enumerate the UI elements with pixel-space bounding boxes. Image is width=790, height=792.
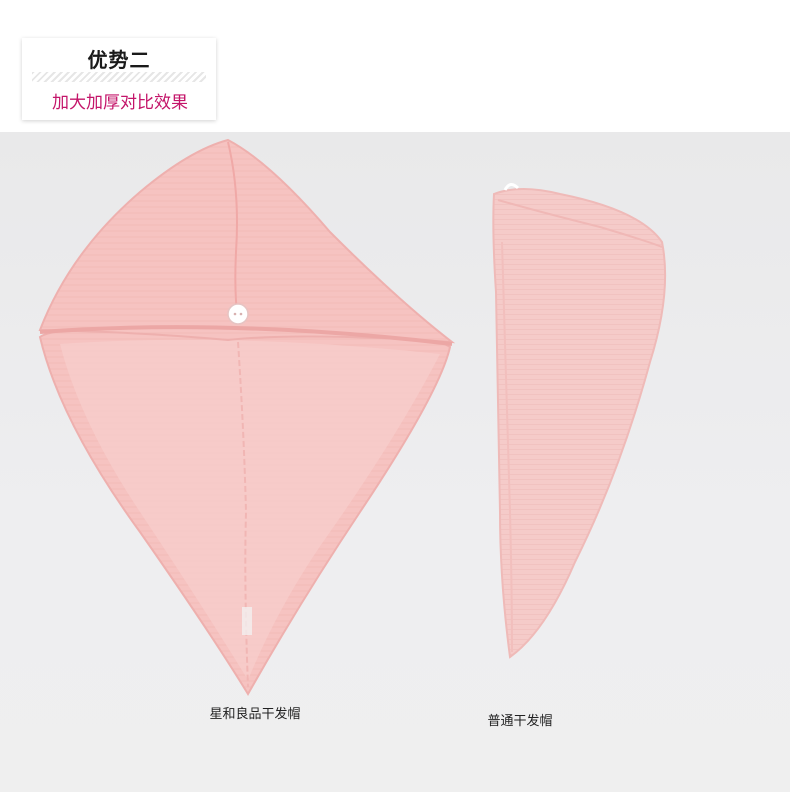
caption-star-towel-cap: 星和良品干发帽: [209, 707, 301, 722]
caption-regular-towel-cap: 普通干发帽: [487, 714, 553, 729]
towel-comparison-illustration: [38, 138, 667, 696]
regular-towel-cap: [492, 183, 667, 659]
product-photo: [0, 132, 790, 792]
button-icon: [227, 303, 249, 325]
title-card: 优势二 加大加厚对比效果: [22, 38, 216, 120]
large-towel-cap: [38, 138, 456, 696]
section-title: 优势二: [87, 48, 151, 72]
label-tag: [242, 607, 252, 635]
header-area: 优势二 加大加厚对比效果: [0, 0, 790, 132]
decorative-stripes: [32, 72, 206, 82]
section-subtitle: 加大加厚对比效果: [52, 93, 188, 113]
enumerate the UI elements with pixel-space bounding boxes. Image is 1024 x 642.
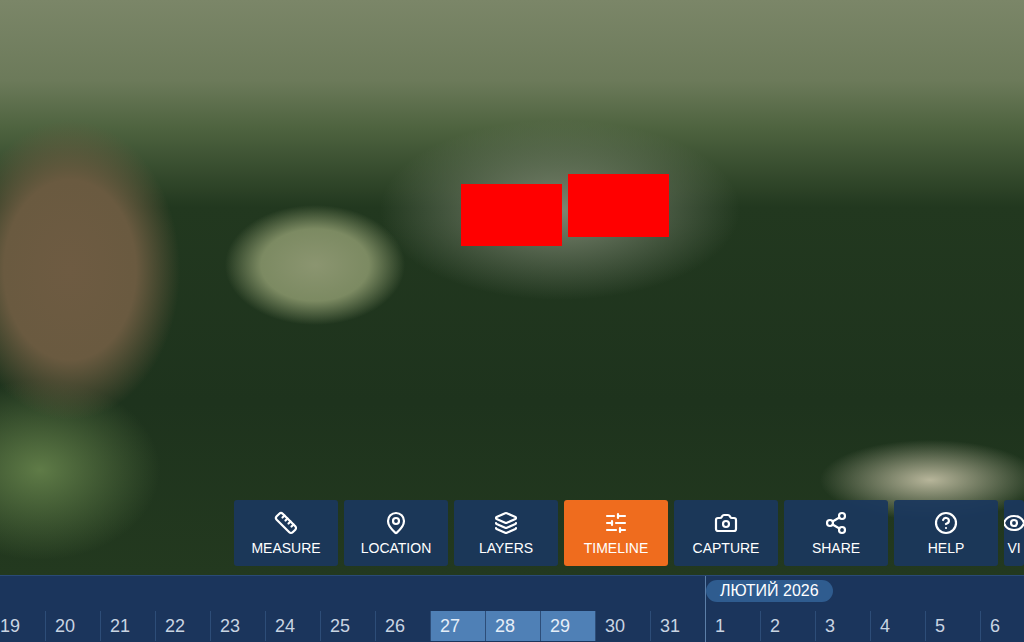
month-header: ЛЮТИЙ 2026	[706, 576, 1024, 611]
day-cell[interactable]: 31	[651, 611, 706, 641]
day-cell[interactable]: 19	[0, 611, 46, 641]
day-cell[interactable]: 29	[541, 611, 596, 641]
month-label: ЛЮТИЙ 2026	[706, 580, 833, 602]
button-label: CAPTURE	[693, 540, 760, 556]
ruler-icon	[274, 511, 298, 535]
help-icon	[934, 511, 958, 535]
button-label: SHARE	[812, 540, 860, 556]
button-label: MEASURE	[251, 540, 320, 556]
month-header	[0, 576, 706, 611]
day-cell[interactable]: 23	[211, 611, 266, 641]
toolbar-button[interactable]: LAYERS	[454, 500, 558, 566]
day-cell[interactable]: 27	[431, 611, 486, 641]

☆ ☆ ☆ ☆

**Your task**
Reproduce the lines of the rows from the one containing "576, 1024, 611]" through the last row, with "button-label" changed to "caption" wherever it appears and nothing else altered.

**Task solution**
month-header: ЛЮТИЙ 2026	[706, 576, 1024, 611]
day-cell[interactable]: 31	[651, 611, 706, 641]
day-cell[interactable]: 19	[0, 611, 46, 641]
day-cell[interactable]: 29	[541, 611, 596, 641]
month-label: ЛЮТИЙ 2026	[706, 580, 833, 602]
caption: CAPTURE	[693, 540, 760, 556]
ruler-icon	[274, 511, 298, 535]
help-icon	[934, 511, 958, 535]
caption: SHARE	[812, 540, 860, 556]
caption: MEASURE	[251, 540, 320, 556]
month-header	[0, 576, 706, 611]
day-cell[interactable]: 23	[211, 611, 266, 641]
toolbar-button[interactable]: LAYERS	[454, 500, 558, 566]
day-cell[interactable]: 27	[431, 611, 486, 641]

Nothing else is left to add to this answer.